## Problem to work on
Note how many lines in the entries contain the string "Balance", then give that number and nothing else.

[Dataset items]
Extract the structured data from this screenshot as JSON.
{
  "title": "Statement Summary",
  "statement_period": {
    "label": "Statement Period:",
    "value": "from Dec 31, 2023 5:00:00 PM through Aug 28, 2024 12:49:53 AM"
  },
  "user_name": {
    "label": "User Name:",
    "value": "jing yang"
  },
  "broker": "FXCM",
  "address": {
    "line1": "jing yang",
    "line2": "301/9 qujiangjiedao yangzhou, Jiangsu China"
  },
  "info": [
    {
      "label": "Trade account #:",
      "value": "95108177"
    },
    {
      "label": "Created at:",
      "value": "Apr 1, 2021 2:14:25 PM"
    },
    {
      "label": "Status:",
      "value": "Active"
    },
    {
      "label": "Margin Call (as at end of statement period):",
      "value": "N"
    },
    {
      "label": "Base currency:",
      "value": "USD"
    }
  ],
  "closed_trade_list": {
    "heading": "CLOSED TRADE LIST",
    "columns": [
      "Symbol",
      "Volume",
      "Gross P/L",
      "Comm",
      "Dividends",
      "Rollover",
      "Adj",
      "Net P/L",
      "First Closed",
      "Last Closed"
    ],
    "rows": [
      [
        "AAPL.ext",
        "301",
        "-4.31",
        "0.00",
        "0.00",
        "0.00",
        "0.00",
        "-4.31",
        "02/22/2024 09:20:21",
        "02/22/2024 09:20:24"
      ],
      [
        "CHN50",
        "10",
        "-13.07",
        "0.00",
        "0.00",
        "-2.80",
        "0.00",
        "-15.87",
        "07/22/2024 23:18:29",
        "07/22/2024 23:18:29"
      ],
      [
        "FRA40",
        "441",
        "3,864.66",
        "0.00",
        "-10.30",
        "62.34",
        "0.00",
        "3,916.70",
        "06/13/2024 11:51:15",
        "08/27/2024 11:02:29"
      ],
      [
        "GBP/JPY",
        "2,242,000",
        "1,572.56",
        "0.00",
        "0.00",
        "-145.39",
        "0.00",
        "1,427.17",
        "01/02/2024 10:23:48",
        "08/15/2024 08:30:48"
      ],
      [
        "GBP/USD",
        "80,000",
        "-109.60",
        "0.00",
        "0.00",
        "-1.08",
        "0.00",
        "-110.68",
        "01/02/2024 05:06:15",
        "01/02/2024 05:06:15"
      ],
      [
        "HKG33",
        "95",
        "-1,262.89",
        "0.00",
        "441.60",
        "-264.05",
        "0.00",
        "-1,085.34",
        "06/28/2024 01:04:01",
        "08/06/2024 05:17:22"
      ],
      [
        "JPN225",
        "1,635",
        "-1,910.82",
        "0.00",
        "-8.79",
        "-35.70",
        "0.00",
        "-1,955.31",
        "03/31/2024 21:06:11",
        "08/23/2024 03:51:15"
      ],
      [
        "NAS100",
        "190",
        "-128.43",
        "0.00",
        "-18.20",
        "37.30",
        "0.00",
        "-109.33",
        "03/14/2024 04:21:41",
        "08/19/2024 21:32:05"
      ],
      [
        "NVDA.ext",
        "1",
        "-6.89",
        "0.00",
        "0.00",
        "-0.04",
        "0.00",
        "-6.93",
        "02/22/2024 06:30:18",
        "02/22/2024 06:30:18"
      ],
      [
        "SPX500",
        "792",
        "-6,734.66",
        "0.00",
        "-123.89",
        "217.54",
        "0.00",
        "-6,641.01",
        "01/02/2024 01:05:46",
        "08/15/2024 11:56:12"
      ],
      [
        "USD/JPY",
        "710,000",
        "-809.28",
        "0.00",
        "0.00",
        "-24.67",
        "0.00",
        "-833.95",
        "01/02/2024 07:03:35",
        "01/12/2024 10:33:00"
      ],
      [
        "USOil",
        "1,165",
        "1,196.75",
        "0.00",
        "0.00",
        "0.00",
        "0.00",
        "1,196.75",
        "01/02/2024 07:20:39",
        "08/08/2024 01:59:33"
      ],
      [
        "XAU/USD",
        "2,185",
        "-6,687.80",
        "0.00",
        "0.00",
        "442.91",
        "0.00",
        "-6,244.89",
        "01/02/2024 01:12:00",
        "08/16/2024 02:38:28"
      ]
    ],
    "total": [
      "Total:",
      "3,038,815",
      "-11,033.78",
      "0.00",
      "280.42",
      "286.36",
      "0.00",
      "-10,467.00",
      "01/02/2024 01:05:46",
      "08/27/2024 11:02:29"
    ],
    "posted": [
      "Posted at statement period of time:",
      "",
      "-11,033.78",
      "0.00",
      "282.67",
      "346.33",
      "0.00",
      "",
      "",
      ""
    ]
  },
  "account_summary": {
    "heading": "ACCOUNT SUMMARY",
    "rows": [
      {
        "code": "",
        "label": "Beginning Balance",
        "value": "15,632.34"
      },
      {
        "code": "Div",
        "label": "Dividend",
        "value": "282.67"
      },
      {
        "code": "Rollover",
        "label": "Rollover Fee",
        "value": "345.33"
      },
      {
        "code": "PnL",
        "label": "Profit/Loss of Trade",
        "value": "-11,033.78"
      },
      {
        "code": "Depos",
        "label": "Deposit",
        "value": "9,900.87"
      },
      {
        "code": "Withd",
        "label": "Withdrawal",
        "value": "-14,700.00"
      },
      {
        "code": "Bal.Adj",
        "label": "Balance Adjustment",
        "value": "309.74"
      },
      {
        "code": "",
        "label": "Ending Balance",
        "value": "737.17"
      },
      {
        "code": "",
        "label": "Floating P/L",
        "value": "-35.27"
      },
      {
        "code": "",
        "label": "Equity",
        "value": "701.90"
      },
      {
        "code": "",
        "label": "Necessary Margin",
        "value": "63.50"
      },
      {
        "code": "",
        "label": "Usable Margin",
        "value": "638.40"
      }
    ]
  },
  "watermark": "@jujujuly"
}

## Task answer
3